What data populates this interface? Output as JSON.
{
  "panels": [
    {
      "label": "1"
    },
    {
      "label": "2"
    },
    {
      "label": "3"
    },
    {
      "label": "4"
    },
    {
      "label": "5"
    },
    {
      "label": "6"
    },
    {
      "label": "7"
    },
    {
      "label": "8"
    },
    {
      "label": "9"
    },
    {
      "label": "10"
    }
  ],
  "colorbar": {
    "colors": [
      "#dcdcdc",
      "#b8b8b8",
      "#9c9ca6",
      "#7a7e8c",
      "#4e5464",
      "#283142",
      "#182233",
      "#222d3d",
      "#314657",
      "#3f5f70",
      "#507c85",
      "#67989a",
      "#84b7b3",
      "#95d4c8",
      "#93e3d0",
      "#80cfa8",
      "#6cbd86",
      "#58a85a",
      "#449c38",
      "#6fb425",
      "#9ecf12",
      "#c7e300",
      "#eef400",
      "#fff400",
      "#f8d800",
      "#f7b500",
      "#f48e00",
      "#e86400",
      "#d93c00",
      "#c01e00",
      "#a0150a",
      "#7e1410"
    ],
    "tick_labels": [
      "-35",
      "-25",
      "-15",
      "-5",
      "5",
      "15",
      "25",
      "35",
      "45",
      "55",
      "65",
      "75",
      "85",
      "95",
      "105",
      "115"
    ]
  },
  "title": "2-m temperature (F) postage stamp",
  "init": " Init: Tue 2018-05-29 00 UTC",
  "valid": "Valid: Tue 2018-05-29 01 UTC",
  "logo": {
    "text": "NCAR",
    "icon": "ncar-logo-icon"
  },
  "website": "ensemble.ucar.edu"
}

## Stated problem
Return the material in full, exactly as shown.

## Problem solution
What data populates this interface? Output as JSON.
{
  "panels": [
    {
      "label": "1"
    },
    {
      "label": "2"
    },
    {
      "label": "3"
    },
    {
      "label": "4"
    },
    {
      "label": "5"
    },
    {
      "label": "6"
    },
    {
      "label": "7"
    },
    {
      "label": "8"
    },
    {
      "label": "9"
    },
    {
      "label": "10"
    }
  ],
  "colorbar": {
    "colors": [
      "#dcdcdc",
      "#b8b8b8",
      "#9c9ca6",
      "#7a7e8c",
      "#4e5464",
      "#283142",
      "#182233",
      "#222d3d",
      "#314657",
      "#3f5f70",
      "#507c85",
      "#67989a",
      "#84b7b3",
      "#95d4c8",
      "#93e3d0",
      "#80cfa8",
      "#6cbd86",
      "#58a85a",
      "#449c38",
      "#6fb425",
      "#9ecf12",
      "#c7e300",
      "#eef400",
      "#fff400",
      "#f8d800",
      "#f7b500",
      "#f48e00",
      "#e86400",
      "#d93c00",
      "#c01e00",
      "#a0150a",
      "#7e1410"
    ],
    "tick_labels": [
      "-35",
      "-25",
      "-15",
      "-5",
      "5",
      "15",
      "25",
      "35",
      "45",
      "55",
      "65",
      "75",
      "85",
      "95",
      "105",
      "115"
    ]
  },
  "title": "2-m temperature (F) postage stamp",
  "init": " Init: Tue 2018-05-29 00 UTC",
  "valid": "Valid: Tue 2018-05-29 01 UTC",
  "logo": {
    "text": "NCAR",
    "icon": "ncar-logo-icon"
  },
  "website": "ensemble.ucar.edu"
}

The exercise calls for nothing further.